----- Recorded data
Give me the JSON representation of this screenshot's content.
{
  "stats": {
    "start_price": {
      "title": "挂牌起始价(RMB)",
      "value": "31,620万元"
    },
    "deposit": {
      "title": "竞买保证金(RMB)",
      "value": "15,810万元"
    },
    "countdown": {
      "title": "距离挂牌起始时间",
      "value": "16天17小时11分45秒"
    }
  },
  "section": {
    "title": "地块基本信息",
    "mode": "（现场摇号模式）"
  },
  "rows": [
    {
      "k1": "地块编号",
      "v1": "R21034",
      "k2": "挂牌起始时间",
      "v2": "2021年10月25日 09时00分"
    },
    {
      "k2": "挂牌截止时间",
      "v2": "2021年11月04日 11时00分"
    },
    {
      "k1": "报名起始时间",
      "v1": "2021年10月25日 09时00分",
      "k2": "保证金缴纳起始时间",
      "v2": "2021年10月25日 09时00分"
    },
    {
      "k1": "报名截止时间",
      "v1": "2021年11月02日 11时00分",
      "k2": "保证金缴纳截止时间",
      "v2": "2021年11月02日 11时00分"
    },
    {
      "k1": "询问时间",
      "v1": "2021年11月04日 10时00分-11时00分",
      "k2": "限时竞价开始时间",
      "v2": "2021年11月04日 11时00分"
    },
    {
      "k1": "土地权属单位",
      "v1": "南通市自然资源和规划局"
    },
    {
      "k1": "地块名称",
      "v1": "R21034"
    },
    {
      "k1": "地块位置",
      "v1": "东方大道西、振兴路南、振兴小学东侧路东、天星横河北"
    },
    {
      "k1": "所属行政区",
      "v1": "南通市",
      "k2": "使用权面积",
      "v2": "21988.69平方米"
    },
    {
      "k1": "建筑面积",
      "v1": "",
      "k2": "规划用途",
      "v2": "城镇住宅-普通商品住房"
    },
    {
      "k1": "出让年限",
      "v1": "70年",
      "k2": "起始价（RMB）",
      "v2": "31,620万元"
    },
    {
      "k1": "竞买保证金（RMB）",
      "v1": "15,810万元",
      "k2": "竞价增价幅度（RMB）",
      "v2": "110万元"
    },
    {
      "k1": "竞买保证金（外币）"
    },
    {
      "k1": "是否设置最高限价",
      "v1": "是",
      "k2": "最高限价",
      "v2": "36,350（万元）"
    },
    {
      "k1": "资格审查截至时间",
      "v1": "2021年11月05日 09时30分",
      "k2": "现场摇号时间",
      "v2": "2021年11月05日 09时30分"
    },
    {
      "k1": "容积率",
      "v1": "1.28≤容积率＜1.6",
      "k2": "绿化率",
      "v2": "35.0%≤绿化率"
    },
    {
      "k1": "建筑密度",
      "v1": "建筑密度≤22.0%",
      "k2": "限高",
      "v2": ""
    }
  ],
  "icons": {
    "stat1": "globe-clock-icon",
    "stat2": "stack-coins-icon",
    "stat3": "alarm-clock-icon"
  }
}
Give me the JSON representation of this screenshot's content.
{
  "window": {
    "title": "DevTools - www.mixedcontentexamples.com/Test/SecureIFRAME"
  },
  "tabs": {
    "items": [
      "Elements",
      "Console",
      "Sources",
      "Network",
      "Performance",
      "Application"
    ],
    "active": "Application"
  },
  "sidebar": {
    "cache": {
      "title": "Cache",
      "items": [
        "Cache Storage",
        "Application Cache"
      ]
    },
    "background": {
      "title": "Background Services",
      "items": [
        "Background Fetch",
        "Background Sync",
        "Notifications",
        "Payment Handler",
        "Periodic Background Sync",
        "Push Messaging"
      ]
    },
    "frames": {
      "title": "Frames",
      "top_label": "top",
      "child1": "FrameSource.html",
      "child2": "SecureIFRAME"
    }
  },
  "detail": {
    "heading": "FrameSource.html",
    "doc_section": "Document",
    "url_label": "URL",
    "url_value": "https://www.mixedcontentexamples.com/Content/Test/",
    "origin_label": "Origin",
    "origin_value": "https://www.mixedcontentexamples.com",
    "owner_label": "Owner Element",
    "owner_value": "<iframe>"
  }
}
----------
What to produce: Show the lines of the records that include the string "Test".

Correct result:
    "title": "DevTools - www.mixedcontentexamples.com/Test/SecureIFRAME"
    "url_value": "https://www.mixedcontentexamples.com/Content/Test/",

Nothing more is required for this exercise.